-- begin MATERIAL SHOWN --
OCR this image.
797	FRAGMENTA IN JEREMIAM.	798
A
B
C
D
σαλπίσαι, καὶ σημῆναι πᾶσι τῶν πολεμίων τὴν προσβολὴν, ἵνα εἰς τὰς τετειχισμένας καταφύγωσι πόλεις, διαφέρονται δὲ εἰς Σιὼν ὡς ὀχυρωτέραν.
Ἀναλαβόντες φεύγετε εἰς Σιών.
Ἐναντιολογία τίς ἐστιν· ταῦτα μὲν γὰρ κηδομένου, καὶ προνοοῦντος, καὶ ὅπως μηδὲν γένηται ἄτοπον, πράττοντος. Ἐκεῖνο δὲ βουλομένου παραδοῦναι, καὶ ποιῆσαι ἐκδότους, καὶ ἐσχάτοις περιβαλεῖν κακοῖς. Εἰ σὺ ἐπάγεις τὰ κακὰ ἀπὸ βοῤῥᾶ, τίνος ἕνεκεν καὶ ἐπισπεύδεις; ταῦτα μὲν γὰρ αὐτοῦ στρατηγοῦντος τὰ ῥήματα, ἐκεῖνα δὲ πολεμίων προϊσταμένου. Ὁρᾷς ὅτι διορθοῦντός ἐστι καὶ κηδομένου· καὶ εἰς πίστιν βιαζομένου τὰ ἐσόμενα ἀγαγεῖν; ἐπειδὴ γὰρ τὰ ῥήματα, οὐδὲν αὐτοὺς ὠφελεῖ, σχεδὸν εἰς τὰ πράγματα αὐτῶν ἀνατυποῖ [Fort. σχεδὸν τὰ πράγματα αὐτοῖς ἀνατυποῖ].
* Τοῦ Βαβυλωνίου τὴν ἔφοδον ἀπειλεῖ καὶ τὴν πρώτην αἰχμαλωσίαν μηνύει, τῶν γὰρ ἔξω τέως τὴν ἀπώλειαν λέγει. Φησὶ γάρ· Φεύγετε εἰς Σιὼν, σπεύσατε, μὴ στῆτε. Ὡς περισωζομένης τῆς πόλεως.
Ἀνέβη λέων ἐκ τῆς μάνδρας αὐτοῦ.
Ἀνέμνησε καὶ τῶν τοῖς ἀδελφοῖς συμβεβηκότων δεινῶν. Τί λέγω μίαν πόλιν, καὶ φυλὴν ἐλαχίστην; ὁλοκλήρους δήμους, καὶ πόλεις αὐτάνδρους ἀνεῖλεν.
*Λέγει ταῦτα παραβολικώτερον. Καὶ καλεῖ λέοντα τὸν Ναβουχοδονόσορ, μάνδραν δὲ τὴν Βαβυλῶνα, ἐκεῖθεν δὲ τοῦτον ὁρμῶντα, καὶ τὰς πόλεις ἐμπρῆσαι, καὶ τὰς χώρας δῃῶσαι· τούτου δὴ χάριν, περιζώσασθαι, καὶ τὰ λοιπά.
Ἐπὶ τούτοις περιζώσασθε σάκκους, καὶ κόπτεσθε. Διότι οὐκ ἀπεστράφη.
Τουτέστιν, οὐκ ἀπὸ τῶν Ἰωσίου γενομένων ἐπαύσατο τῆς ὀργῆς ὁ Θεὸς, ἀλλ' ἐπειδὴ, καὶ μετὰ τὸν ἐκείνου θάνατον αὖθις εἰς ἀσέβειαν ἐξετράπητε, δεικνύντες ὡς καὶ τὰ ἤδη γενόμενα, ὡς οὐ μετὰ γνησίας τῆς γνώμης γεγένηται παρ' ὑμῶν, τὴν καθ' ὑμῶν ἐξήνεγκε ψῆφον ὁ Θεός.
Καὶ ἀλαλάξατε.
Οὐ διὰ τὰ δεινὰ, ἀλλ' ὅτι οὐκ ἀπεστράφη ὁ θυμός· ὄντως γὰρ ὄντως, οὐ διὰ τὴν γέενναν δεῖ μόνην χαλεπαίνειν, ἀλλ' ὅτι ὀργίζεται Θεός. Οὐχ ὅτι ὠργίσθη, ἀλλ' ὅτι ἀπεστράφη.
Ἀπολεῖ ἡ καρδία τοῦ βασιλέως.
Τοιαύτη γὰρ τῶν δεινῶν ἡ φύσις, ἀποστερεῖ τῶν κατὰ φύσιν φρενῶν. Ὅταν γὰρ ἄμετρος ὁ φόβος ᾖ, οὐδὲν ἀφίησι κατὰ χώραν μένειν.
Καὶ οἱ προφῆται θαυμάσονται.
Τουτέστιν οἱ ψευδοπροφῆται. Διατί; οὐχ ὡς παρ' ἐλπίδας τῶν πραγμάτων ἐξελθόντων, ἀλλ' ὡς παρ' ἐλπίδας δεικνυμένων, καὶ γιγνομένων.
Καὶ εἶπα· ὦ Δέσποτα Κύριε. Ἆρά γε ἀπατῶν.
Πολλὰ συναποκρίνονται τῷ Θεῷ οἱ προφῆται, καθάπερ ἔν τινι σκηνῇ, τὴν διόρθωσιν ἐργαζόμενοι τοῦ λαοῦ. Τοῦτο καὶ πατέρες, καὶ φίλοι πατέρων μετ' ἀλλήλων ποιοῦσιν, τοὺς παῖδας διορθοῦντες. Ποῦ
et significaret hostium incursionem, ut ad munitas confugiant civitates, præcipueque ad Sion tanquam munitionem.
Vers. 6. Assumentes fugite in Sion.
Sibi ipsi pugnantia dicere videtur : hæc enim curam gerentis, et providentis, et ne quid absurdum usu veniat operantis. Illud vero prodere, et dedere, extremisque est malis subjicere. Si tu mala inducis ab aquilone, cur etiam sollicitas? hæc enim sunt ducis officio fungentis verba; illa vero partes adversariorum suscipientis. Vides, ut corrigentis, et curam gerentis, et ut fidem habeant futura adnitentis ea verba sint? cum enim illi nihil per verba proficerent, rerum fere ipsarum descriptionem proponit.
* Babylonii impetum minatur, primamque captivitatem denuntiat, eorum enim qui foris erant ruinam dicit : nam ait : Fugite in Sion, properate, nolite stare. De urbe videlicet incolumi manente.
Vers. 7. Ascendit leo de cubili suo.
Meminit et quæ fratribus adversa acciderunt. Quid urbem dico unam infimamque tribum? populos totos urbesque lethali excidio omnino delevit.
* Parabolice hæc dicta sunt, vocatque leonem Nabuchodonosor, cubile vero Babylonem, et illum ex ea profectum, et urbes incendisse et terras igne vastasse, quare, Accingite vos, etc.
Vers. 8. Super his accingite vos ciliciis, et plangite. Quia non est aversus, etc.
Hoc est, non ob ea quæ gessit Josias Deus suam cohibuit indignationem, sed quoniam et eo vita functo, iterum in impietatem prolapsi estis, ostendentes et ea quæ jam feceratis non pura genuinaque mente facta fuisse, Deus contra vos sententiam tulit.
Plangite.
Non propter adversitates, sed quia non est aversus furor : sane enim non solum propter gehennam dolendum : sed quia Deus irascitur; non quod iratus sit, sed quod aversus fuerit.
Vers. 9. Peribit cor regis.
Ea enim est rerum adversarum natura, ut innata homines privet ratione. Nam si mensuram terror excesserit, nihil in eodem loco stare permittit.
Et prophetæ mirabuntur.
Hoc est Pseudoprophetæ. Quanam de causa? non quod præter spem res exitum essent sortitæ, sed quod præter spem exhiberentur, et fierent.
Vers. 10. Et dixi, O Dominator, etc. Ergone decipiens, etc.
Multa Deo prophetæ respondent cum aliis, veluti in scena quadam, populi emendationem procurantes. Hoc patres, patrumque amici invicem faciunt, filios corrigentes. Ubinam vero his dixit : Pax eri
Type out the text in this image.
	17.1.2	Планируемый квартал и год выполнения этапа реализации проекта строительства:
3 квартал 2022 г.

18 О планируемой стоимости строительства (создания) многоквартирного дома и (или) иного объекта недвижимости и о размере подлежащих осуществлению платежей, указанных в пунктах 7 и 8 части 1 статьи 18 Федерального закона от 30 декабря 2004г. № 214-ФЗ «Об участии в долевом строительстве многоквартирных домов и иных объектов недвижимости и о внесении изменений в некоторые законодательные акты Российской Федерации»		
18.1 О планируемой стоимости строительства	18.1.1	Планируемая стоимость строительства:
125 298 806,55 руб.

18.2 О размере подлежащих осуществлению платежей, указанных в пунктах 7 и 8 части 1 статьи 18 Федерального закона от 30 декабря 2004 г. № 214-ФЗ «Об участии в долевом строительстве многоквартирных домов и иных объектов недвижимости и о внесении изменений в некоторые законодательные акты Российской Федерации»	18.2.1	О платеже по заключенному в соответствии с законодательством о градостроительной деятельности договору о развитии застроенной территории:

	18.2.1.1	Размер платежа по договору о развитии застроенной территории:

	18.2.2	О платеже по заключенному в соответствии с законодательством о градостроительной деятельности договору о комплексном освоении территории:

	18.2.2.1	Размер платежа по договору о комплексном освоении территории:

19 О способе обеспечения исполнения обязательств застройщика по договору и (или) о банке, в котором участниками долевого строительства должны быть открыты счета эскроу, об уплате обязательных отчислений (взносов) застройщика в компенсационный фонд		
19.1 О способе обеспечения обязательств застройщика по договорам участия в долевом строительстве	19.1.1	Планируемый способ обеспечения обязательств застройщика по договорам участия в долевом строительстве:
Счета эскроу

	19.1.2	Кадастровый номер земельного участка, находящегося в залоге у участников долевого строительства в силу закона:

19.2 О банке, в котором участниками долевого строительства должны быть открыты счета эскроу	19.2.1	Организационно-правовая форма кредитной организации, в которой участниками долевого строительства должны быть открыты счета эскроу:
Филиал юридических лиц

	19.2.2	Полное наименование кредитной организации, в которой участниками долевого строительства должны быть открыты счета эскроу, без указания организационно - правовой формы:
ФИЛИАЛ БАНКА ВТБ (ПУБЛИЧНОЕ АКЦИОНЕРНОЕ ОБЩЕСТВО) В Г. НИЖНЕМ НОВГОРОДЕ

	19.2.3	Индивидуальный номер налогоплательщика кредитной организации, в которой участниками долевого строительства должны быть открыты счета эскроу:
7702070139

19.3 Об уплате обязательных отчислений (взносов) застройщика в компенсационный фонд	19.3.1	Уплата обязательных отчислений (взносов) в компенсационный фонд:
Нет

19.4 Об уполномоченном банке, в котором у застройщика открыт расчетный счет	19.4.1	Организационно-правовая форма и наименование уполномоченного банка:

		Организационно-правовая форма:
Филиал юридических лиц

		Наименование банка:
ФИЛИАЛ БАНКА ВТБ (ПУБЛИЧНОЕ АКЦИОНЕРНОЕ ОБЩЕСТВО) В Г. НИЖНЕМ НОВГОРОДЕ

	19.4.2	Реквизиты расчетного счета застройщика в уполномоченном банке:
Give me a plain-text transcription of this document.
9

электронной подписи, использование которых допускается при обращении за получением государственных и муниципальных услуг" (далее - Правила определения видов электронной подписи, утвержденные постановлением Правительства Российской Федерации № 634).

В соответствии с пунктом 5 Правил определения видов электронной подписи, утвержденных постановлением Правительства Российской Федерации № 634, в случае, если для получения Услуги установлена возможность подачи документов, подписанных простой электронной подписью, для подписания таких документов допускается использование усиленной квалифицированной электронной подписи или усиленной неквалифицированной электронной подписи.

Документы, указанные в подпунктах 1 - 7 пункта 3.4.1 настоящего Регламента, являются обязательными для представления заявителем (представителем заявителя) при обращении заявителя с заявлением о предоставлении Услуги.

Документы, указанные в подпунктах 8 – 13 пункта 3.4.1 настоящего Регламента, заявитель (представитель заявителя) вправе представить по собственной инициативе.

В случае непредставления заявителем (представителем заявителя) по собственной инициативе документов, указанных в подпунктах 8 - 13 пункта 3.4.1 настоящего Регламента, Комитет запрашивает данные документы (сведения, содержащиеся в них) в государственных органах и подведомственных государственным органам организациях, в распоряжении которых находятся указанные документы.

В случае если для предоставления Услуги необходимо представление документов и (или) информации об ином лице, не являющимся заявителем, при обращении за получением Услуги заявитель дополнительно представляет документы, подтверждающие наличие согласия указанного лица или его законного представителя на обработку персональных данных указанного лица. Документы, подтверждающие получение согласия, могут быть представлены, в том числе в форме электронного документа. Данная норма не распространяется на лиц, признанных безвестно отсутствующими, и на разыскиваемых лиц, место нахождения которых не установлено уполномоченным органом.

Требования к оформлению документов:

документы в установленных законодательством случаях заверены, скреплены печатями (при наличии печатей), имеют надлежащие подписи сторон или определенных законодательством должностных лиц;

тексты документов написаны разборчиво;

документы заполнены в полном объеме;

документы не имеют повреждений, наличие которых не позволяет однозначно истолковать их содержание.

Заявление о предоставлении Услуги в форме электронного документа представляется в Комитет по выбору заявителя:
-- end MATERIAL SHOWN --
GIVEN EXERCISE — Report the number of lines above that contain the word "Θεός", and only that number.

RESULT OF THE TASK — 2